GIVEN REQUEST.
Reproduce verbatim the lines of the material below, beginning with its first line and continuing through the line that contains "option-year-end-2021[interactable]: Year-end 2021".

= = = =

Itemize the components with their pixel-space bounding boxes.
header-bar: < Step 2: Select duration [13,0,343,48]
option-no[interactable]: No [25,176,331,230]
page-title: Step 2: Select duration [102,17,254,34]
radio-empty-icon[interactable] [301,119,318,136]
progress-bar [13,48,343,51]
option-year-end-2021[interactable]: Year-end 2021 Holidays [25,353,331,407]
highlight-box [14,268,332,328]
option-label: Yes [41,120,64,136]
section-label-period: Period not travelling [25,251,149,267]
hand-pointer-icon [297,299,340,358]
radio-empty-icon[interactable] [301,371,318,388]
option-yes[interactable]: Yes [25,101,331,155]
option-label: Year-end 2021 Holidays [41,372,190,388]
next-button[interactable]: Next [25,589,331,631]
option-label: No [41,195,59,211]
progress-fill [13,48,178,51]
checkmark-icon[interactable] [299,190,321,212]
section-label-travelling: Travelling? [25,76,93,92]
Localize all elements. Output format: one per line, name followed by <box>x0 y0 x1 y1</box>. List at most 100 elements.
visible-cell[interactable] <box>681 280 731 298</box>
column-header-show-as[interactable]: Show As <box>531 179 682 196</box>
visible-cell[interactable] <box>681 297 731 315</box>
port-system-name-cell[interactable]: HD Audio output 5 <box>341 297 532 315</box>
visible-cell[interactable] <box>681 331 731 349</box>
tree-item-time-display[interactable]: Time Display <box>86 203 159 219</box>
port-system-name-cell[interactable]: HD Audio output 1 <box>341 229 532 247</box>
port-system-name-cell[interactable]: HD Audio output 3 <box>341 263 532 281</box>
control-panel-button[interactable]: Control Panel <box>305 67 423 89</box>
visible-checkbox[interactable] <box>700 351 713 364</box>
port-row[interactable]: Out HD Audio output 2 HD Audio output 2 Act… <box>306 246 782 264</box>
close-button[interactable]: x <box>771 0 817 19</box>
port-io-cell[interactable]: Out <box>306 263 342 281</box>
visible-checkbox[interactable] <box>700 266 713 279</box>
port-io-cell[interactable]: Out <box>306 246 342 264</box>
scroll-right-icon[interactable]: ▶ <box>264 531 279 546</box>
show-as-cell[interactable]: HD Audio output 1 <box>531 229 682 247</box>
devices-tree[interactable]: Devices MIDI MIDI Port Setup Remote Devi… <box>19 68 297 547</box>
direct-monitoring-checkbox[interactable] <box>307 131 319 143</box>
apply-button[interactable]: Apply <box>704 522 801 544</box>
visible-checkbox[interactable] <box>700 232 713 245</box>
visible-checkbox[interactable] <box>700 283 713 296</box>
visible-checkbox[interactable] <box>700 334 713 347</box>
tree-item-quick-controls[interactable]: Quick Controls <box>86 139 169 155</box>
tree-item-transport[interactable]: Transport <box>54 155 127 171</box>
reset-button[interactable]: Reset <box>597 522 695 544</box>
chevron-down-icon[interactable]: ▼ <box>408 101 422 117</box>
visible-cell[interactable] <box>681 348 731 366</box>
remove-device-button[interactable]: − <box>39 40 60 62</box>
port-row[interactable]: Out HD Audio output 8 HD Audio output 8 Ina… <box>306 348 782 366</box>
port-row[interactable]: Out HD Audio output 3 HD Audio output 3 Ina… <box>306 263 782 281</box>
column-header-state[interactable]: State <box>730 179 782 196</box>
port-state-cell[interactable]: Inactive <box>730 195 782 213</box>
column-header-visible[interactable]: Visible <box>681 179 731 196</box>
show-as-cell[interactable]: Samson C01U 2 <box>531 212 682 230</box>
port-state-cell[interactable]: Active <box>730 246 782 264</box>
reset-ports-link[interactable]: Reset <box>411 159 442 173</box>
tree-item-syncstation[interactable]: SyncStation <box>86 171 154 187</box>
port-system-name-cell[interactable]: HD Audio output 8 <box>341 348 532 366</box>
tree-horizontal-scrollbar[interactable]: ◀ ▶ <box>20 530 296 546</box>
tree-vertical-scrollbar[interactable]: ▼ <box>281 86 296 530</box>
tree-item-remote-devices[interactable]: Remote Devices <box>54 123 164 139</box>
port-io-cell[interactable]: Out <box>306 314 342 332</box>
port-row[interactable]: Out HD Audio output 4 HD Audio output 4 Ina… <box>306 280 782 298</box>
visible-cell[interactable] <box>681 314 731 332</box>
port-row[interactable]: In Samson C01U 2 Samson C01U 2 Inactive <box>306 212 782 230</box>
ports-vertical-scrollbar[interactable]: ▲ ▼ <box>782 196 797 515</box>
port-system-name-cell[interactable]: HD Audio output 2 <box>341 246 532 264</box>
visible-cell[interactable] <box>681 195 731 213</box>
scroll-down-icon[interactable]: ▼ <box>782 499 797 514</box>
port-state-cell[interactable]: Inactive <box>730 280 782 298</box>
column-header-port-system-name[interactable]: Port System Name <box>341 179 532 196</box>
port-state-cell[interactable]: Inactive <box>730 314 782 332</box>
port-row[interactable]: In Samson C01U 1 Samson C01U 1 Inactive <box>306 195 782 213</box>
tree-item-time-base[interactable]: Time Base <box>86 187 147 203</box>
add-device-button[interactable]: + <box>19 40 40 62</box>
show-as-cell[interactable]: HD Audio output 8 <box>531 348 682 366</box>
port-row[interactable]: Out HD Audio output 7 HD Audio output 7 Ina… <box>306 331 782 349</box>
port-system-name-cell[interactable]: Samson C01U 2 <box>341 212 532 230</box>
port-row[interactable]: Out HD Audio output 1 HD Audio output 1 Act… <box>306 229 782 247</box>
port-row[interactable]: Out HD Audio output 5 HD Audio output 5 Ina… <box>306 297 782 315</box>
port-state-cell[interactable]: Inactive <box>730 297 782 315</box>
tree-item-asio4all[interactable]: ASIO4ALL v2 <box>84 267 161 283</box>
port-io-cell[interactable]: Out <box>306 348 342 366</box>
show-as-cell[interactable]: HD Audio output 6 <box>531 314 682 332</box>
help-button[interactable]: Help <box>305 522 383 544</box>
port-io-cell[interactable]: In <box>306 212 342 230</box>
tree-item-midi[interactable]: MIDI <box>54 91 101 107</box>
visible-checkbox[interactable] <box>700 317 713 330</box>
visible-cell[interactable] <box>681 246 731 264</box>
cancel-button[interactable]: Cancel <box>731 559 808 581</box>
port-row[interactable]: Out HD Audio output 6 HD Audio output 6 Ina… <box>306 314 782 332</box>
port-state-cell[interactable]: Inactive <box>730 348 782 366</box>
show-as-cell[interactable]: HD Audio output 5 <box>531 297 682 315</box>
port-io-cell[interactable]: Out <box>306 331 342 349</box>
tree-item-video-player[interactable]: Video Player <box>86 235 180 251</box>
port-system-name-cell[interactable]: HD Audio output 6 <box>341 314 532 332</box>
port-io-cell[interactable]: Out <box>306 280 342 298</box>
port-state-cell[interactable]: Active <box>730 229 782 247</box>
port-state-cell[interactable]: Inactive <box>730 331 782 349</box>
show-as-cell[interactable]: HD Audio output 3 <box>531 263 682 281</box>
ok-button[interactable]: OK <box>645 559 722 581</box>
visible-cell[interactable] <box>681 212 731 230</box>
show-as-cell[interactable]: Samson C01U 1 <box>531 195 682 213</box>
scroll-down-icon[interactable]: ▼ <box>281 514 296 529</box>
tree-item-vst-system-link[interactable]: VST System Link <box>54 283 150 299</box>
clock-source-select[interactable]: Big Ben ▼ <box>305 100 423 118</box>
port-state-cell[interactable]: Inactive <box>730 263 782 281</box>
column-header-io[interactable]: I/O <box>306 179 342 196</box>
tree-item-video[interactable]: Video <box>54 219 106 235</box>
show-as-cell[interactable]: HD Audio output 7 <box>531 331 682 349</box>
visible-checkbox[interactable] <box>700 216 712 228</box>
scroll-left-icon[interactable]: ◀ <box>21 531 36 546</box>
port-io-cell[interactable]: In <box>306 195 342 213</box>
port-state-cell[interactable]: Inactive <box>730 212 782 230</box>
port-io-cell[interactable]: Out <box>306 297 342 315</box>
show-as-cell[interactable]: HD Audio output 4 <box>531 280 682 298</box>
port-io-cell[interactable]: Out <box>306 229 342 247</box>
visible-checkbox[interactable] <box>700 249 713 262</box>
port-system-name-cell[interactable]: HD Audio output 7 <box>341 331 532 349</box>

= = = =

ANSWER FOR THE TASK.
Itemize the components with their pixel-space bounding boxes.
header-bar: < Step 2: Select duration [13,0,343,48]
option-no[interactable]: No [25,176,331,230]
page-title: Step 2: Select duration [102,17,254,34]
radio-empty-icon[interactable] [301,119,318,136]
progress-bar [13,48,343,51]
option-year-end-2021[interactable]: Year-end 2021 Holidays [25,353,331,407]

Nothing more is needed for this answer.